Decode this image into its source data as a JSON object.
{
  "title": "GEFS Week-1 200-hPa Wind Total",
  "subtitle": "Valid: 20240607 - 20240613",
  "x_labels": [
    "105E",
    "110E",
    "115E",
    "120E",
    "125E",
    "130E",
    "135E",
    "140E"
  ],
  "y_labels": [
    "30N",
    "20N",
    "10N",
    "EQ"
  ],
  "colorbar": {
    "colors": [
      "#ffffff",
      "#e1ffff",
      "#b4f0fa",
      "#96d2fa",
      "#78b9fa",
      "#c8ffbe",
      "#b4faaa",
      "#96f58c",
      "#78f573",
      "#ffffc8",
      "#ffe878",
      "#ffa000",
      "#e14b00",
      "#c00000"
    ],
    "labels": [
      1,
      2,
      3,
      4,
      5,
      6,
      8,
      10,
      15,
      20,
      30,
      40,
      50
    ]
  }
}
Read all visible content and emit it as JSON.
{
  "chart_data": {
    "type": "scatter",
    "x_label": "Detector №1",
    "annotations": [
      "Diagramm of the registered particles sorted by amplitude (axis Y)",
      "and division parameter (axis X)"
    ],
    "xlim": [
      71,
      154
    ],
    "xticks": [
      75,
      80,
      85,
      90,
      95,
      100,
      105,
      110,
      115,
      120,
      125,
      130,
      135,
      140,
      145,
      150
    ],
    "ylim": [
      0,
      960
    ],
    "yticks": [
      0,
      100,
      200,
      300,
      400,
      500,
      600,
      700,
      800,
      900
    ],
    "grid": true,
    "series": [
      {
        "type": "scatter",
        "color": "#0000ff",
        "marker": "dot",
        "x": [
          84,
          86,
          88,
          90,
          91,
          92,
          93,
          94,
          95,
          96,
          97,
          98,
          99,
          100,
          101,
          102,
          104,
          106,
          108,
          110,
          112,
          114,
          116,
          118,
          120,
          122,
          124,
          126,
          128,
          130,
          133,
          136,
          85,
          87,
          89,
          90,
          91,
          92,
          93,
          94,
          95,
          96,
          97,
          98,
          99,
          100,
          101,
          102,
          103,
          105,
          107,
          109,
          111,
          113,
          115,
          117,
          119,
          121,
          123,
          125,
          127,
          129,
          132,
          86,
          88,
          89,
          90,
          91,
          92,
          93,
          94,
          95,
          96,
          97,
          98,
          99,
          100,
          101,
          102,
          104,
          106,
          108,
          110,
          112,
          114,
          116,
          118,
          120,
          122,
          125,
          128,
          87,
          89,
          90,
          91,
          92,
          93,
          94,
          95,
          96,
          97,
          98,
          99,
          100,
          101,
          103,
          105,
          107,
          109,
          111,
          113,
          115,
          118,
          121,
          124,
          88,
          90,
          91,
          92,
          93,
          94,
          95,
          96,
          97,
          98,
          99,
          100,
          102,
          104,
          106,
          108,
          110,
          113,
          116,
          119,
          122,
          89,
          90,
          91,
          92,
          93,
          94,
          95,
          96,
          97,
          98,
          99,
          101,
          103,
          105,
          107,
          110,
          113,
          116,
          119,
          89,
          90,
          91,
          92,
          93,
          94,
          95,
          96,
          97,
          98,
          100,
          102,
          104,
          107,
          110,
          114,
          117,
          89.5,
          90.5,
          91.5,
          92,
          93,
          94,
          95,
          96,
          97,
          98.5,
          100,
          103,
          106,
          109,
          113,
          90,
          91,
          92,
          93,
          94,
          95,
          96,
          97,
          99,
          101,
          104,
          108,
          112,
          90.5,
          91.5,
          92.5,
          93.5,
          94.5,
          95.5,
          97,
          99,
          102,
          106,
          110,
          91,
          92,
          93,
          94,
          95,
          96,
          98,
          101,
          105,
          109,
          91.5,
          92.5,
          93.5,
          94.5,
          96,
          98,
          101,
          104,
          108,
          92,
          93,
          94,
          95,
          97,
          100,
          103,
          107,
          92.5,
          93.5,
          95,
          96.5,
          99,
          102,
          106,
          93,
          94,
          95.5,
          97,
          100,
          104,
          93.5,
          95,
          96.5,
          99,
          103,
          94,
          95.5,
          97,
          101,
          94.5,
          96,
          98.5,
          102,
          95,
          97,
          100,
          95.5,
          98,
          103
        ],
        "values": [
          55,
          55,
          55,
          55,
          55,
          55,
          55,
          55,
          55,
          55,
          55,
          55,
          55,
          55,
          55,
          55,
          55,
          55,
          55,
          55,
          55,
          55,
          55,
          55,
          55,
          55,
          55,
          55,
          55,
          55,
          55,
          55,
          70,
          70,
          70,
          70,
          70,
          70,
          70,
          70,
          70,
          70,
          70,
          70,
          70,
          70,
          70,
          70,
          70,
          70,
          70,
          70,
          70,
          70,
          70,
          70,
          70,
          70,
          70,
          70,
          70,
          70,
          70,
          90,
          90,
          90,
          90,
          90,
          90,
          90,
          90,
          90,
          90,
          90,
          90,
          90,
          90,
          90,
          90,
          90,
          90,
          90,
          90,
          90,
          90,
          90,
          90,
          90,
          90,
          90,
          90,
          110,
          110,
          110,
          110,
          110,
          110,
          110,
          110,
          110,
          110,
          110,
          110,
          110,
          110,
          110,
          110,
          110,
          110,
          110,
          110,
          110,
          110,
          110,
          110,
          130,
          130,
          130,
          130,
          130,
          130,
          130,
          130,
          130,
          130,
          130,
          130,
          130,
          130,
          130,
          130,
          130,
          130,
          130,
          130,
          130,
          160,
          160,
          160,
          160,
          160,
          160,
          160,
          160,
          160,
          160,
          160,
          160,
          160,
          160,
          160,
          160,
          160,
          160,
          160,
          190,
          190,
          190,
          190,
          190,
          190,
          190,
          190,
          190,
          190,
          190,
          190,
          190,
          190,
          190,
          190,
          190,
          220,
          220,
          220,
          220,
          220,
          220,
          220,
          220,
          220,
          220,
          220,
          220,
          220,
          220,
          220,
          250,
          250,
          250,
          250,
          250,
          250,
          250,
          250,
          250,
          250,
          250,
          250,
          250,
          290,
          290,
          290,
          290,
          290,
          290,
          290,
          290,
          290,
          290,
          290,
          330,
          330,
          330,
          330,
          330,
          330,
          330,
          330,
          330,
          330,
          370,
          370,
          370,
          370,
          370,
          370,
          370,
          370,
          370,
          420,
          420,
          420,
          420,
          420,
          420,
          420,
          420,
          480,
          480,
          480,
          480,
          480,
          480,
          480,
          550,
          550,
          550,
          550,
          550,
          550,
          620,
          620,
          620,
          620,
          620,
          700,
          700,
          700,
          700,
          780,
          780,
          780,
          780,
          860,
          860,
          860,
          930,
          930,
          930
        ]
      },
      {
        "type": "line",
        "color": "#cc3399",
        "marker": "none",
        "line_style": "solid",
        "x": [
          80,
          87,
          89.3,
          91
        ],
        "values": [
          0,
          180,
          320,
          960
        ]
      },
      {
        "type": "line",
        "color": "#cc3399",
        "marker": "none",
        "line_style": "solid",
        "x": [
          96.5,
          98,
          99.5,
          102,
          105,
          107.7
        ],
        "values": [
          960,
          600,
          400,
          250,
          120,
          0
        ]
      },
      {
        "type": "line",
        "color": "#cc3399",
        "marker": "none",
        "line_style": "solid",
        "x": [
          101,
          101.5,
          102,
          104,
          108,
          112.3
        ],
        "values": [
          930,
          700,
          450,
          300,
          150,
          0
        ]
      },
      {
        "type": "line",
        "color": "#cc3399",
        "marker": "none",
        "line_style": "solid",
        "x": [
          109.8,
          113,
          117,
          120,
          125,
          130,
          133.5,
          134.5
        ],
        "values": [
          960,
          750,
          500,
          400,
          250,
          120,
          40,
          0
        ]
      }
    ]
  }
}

##############################

_Description of the task_
Extract from the data every line where "axis" shows up.

_Written answer_
      "Diagramm of the registered particles sorted by amplitude (axis Y)",
      "and division parameter (axis X)"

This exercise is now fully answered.